-- begin --

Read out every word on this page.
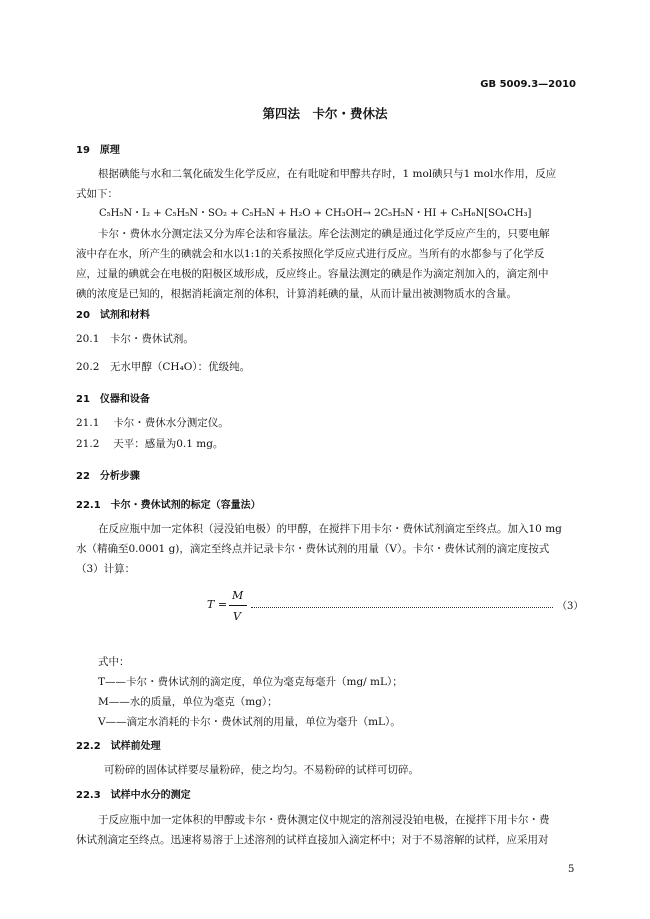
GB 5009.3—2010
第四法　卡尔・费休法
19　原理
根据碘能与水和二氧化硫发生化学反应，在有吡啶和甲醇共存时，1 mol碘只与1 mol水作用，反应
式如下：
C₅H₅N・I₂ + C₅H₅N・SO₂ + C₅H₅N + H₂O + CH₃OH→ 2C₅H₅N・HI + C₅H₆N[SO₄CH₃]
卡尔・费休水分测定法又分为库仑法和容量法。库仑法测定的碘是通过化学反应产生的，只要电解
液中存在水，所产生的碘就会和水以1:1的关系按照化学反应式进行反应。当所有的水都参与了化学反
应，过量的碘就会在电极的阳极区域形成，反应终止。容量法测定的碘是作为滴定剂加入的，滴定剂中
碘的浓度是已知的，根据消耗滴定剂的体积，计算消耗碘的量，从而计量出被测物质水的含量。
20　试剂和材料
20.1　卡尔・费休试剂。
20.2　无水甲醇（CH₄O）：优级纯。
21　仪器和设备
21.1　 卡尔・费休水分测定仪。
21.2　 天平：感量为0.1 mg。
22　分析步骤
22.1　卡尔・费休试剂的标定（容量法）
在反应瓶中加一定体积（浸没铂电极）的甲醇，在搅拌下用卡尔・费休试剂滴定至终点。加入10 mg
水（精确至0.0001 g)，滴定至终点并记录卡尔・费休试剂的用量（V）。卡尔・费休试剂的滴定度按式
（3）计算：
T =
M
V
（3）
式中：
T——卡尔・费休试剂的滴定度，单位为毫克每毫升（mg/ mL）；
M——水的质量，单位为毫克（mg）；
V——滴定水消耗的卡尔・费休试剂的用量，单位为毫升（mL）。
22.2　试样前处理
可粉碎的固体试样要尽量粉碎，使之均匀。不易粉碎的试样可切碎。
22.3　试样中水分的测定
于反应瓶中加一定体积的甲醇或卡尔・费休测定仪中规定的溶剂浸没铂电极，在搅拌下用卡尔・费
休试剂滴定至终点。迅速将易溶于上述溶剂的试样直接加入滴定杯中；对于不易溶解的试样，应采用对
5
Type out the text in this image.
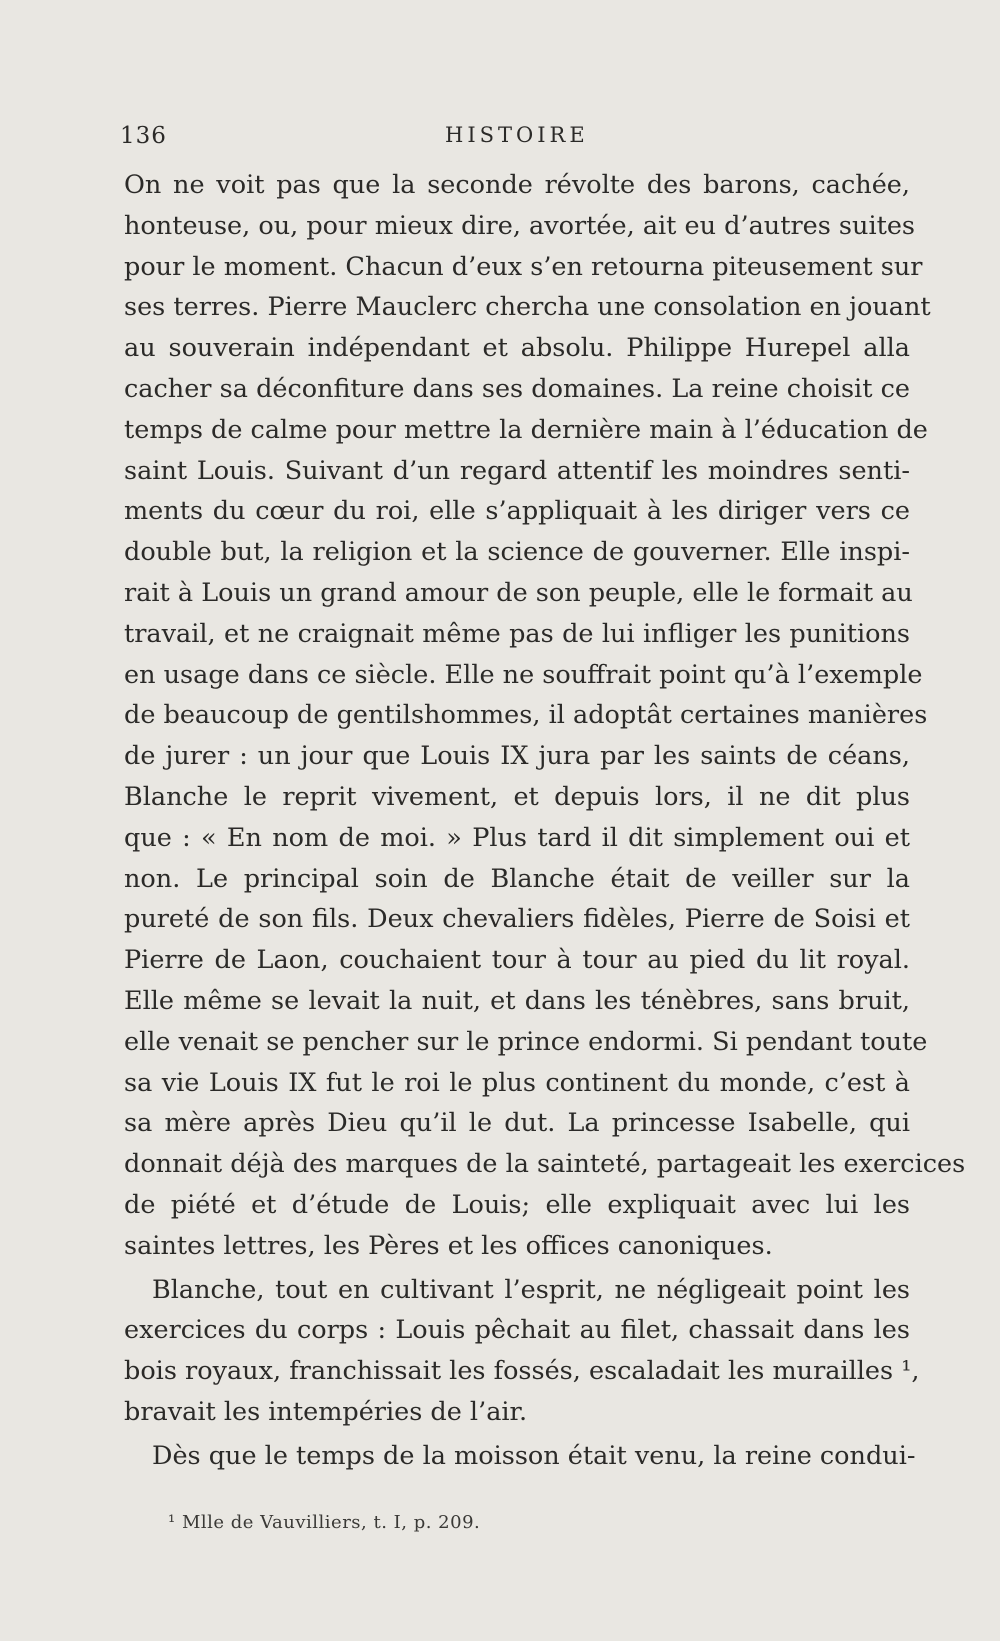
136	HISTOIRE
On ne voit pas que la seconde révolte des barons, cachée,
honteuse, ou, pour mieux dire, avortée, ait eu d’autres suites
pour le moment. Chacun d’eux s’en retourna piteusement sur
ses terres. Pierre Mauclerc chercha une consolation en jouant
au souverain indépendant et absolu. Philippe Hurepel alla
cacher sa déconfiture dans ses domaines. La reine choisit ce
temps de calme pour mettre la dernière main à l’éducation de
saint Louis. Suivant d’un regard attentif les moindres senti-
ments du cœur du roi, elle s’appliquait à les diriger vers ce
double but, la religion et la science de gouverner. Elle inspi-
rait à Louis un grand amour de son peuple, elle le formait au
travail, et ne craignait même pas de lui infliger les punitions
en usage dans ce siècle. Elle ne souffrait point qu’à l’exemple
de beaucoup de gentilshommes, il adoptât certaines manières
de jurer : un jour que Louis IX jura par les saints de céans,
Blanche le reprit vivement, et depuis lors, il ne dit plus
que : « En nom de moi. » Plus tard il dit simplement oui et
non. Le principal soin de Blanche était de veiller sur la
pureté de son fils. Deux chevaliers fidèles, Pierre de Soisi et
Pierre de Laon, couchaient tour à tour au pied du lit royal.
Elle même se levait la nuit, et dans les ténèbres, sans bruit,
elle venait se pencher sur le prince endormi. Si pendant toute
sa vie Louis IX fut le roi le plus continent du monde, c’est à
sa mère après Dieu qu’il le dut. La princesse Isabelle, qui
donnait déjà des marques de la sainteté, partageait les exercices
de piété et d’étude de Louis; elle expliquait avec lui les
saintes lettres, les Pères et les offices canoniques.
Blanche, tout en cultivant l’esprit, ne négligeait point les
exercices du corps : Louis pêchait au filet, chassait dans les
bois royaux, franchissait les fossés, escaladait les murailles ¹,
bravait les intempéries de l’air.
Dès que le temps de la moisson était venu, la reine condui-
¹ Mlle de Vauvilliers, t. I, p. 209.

-- end --

Aim:
Leave the images out, please, and restate each line word for word.

Written solution:
Read out every word on this page.
GB 5009.3—2010
第四法　卡尔・费休法
19　原理
根据碘能与水和二氧化硫发生化学反应，在有吡啶和甲醇共存时，1 mol碘只与1 mol水作用，反应
式如下：
C₅H₅N・I₂ + C₅H₅N・SO₂ + C₅H₅N + H₂O + CH₃OH→ 2C₅H₅N・HI + C₅H₆N[SO₄CH₃]
卡尔・费休水分测定法又分为库仑法和容量法。库仑法测定的碘是通过化学反应产生的，只要电解
液中存在水，所产生的碘就会和水以1:1的关系按照化学反应式进行反应。当所有的水都参与了化学反
应，过量的碘就会在电极的阳极区域形成，反应终止。容量法测定的碘是作为滴定剂加入的，滴定剂中
碘的浓度是已知的，根据消耗滴定剂的体积，计算消耗碘的量，从而计量出被测物质水的含量。
20　试剂和材料
20.1　卡尔・费休试剂。
20.2　无水甲醇（CH₄O）：优级纯。
21　仪器和设备
21.1　 卡尔・费休水分测定仪。
21.2　 天平：感量为0.1 mg。
22　分析步骤
22.1　卡尔・费休试剂的标定（容量法）
在反应瓶中加一定体积（浸没铂电极）的甲醇，在搅拌下用卡尔・费休试剂滴定至终点。加入10 mg
水（精确至0.0001 g)，滴定至终点并记录卡尔・费休试剂的用量（V）。卡尔・费休试剂的滴定度按式
（3）计算：
T =
M
V
（3）
式中：
T——卡尔・费休试剂的滴定度，单位为毫克每毫升（mg/ mL）；
M——水的质量，单位为毫克（mg）；
V——滴定水消耗的卡尔・费休试剂的用量，单位为毫升（mL）。
22.2　试样前处理
可粉碎的固体试样要尽量粉碎，使之均匀。不易粉碎的试样可切碎。
22.3　试样中水分的测定
于反应瓶中加一定体积的甲醇或卡尔・费休测定仪中规定的溶剂浸没铂电极，在搅拌下用卡尔・费
休试剂滴定至终点。迅速将易溶于上述溶剂的试样直接加入滴定杯中；对于不易溶解的试样，应采用对
5
Type out the text in this image.
136	HISTOIRE
On ne voit pas que la seconde révolte des barons, cachée,
honteuse, ou, pour mieux dire, avortée, ait eu d’autres suites
pour le moment. Chacun d’eux s’en retourna piteusement sur
ses terres. Pierre Mauclerc chercha une consolation en jouant
au souverain indépendant et absolu. Philippe Hurepel alla
cacher sa déconfiture dans ses domaines. La reine choisit ce
temps de calme pour mettre la dernière main à l’éducation de
saint Louis. Suivant d’un regard attentif les moindres senti-
ments du cœur du roi, elle s’appliquait à les diriger vers ce
double but, la religion et la science de gouverner. Elle inspi-
rait à Louis un grand amour de son peuple, elle le formait au
travail, et ne craignait même pas de lui infliger les punitions
en usage dans ce siècle. Elle ne souffrait point qu’à l’exemple
de beaucoup de gentilshommes, il adoptât certaines manières
de jurer : un jour que Louis IX jura par les saints de céans,
Blanche le reprit vivement, et depuis lors, il ne dit plus
que : « En nom de moi. » Plus tard il dit simplement oui et
non. Le principal soin de Blanche était de veiller sur la
pureté de son fils. Deux chevaliers fidèles, Pierre de Soisi et
Pierre de Laon, couchaient tour à tour au pied du lit royal.
Elle même se levait la nuit, et dans les ténèbres, sans bruit,
elle venait se pencher sur le prince endormi. Si pendant toute
sa vie Louis IX fut le roi le plus continent du monde, c’est à
sa mère après Dieu qu’il le dut. La princesse Isabelle, qui
donnait déjà des marques de la sainteté, partageait les exercices
de piété et d’étude de Louis; elle expliquait avec lui les
saintes lettres, les Pères et les offices canoniques.
Blanche, tout en cultivant l’esprit, ne négligeait point les
exercices du corps : Louis pêchait au filet, chassait dans les
bois royaux, franchissait les fossés, escaladait les murailles ¹,
bravait les intempéries de l’air.
Dès que le temps de la moisson était venu, la reine condui-
¹ Mlle de Vauvilliers, t. I, p. 209.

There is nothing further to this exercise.